## Work instructions
Copy every one of the lines below exactly as they appear, but leave the pictures out.

## Given data
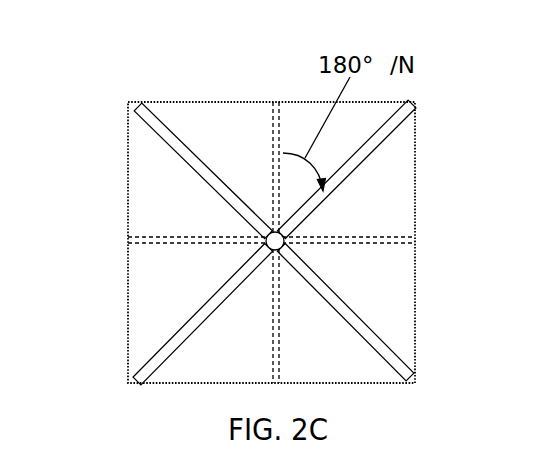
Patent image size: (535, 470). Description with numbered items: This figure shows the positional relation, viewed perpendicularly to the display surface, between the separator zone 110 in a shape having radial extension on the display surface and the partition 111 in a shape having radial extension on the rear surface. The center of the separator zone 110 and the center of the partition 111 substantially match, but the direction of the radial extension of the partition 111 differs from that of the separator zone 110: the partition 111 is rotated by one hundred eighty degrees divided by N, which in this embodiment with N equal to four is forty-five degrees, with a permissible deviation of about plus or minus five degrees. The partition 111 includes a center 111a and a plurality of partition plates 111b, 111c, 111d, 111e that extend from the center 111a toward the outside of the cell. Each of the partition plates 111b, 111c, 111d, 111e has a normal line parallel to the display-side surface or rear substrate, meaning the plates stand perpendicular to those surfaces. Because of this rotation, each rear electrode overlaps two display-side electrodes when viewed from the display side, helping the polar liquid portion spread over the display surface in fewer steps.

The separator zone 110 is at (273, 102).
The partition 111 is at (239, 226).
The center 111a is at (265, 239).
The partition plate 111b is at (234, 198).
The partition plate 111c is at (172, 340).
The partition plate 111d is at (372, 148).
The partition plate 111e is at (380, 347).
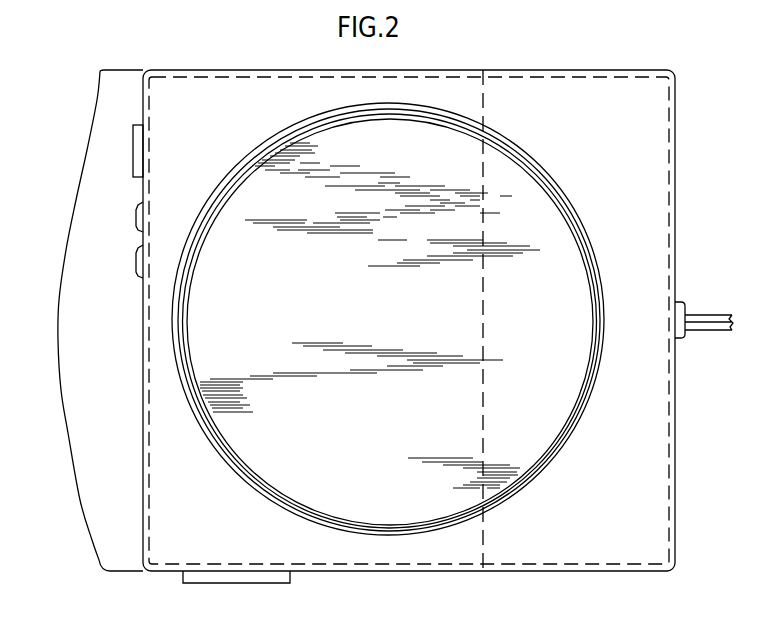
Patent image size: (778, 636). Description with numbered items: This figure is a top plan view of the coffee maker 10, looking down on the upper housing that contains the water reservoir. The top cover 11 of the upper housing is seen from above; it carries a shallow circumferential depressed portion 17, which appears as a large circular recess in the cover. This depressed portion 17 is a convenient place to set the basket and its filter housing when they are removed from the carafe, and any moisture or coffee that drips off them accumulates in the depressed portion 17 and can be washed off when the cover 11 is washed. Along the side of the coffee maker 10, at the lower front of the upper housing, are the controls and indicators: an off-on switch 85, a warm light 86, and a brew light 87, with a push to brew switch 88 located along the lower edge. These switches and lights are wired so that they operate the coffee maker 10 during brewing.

## Exercise solution
Patent image size: (535, 470). Description with numbered items: This figure shows the positional relation, viewed perpendicularly to the display surface, between the separator zone 110 in a shape having radial extension on the display surface and the partition 111 in a shape having radial extension on the rear surface. The center of the separator zone 110 and the center of the partition 111 substantially match, but the direction of the radial extension of the partition 111 differs from that of the separator zone 110: the partition 111 is rotated by one hundred eighty degrees divided by N, which in this embodiment with N equal to four is forty-five degrees, with a permissible deviation of about plus or minus five degrees. The partition 111 includes a center 111a and a plurality of partition plates 111b, 111c, 111d, 111e that extend from the center 111a toward the outside of the cell. Each of the partition plates 111b, 111c, 111d, 111e has a normal line parallel to the display-side surface or rear substrate, meaning the plates stand perpendicular to those surfaces. Because of this rotation, each rear electrode overlaps two display-side electrodes when viewed from the display side, helping the polar liquid portion spread over the display surface in fewer steps.

The separator zone 110 is at (273, 102).
The partition 111 is at (239, 226).
The center 111a is at (265, 239).
The partition plate 111b is at (234, 198).
The partition plate 111c is at (172, 340).
The partition plate 111d is at (372, 148).
The partition plate 111e is at (380, 347).
Patent image size: (778, 636). Description with numbered items: This figure is a top plan view of the coffee maker 10, looking down on the upper housing that contains the water reservoir. The top cover 11 of the upper housing is seen from above; it carries a shallow circumferential depressed portion 17, which appears as a large circular recess in the cover. This depressed portion 17 is a convenient place to set the basket and its filter housing when they are removed from the carafe, and any moisture or coffee that drips off them accumulates in the depressed portion 17 and can be washed off when the cover 11 is washed. Along the side of the coffee maker 10, at the lower front of the upper housing, are the controls and indicators: an off-on switch 85, a warm light 86, and a brew light 87, with a push to brew switch 88 located along the lower edge. These switches and lights are wired so that they operate the coffee maker 10 during brewing.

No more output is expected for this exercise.